→ WHAT YOU NEED TO DO:
Reproduce the data below with "support frame" changed to "supporting frame" and everything else left as it is. Omit the pictures from your answer.
[start DATA FOR THE TASK]
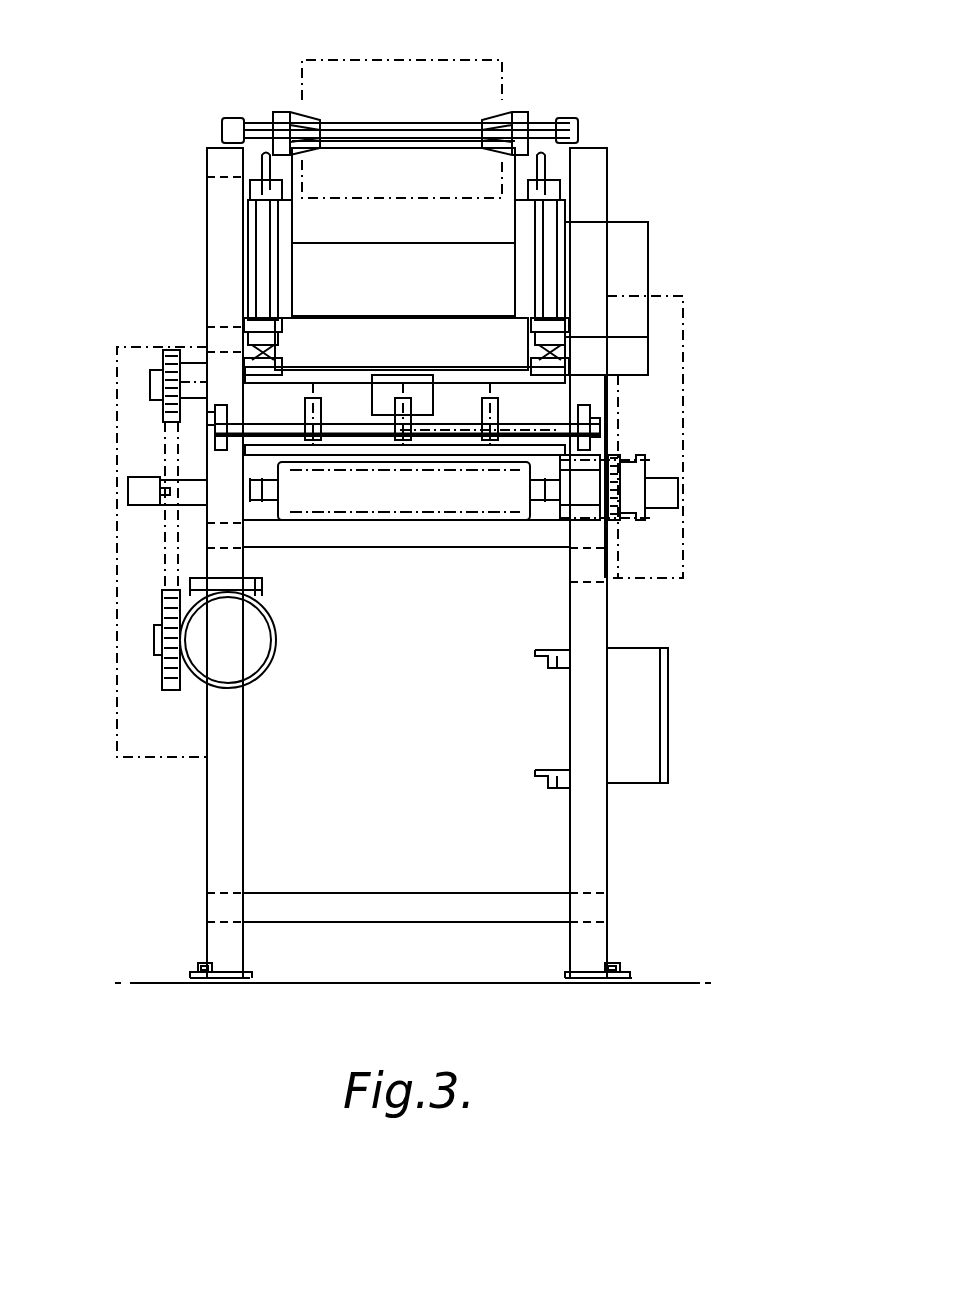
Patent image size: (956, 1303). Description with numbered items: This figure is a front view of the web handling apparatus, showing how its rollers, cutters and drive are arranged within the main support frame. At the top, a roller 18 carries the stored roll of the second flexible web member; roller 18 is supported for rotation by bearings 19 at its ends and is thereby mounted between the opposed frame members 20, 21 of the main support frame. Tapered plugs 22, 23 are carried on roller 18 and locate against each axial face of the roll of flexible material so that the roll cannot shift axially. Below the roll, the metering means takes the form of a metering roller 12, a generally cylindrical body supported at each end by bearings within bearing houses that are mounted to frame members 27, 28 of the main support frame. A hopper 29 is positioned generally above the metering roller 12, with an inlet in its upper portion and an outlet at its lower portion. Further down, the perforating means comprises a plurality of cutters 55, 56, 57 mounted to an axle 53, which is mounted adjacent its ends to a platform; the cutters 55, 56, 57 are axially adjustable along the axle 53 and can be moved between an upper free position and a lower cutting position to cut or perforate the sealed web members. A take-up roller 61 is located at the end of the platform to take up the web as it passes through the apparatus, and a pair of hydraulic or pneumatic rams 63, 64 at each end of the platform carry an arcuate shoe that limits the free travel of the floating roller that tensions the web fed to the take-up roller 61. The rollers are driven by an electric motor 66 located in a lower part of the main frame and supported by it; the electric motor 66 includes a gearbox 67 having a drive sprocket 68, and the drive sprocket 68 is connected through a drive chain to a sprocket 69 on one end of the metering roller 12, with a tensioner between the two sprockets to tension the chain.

The metering roller 12 is at (290, 330).
The roller 18 is at (403, 128).
The bearings 19 is at (232, 118).
The frame member 20 is at (207, 183).
The frame member 21 is at (603, 160).
The tapered plug 22 is at (310, 110).
The tapered plug 23 is at (497, 110).
The frame member 27 is at (258, 163).
The frame member 28 is at (545, 163).
The hopper 29 is at (418, 288).
The axle 53 is at (345, 428).
The cutter 55 is at (313, 395).
The cutter 56 is at (403, 395).
The cutter 57 is at (490, 395).
The take-up roller 61 is at (400, 485).
The hydraulic or pneumatic ram 63 is at (262, 242).
The hydraulic or pneumatic ram 64 is at (545, 242).
The electric motor 66 is at (262, 647).
The gearbox 67 is at (263, 590).
The drive sprocket 68 is at (170, 668).
The sprocket 69 is at (172, 360).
[end DATA FOR THE TASK]
→ FINAL RESULT:
Patent image size: (956, 1303). Description with numbered items: This figure is a front view of the web handling apparatus, showing how its rollers, cutters and drive are arranged within the main supporting frame. At the top, a roller 18 carries the stored roll of the second flexible web member; roller 18 is supported for rotation by bearings 19 at its ends and is thereby mounted between the opposed frame members 20, 21 of the main supporting frame. Tapered plugs 22, 23 are carried on roller 18 and locate against each axial face of the roll of flexible material so that the roll cannot shift axially. Below the roll, the metering means takes the form of a metering roller 12, a generally cylindrical body supported at each end by bearings within bearing houses that are mounted to frame members 27, 28 of the main supporting frame. A hopper 29 is positioned generally above the metering roller 12, with an inlet in its upper portion and an outlet at its lower portion. Further down, the perforating means comprises a plurality of cutters 55, 56, 57 mounted to an axle 53, which is mounted adjacent its ends to a platform; the cutters 55, 56, 57 are axially adjustable along the axle 53 and can be moved between an upper free position and a lower cutting position to cut or perforate the sealed web members. A take-up roller 61 is located at the end of the platform to take up the web as it passes through the apparatus, and a pair of hydraulic or pneumatic rams 63, 64 at each end of the platform carry an arcuate shoe that limits the free travel of the floating roller that tensions the web fed to the take-up roller 61. The rollers are driven by an electric motor 66 located in a lower part of the main frame and supported by it; the electric motor 66 includes a gearbox 67 having a drive sprocket 68, and the drive sprocket 68 is connected through a drive chain to a sprocket 69 on one end of the metering roller 12, with a tensioner between the two sprockets to tension the chain.

The metering roller 12 is at (290, 330).
The roller 18 is at (403, 128).
The bearings 19 is at (232, 118).
The frame member 20 is at (207, 183).
The frame member 21 is at (603, 160).
The tapered plug 22 is at (310, 110).
The tapered plug 23 is at (497, 110).
The frame member 27 is at (258, 163).
The frame member 28 is at (545, 163).
The hopper 29 is at (418, 288).
The axle 53 is at (345, 428).
The cutter 55 is at (313, 395).
The cutter 56 is at (403, 395).
The cutter 57 is at (490, 395).
The take-up roller 61 is at (400, 485).
The hydraulic or pneumatic ram 63 is at (262, 242).
The hydraulic or pneumatic ram 64 is at (545, 242).
The electric motor 66 is at (262, 647).
The gearbox 67 is at (263, 590).
The drive sprocket 68 is at (170, 668).
The sprocket 69 is at (172, 360).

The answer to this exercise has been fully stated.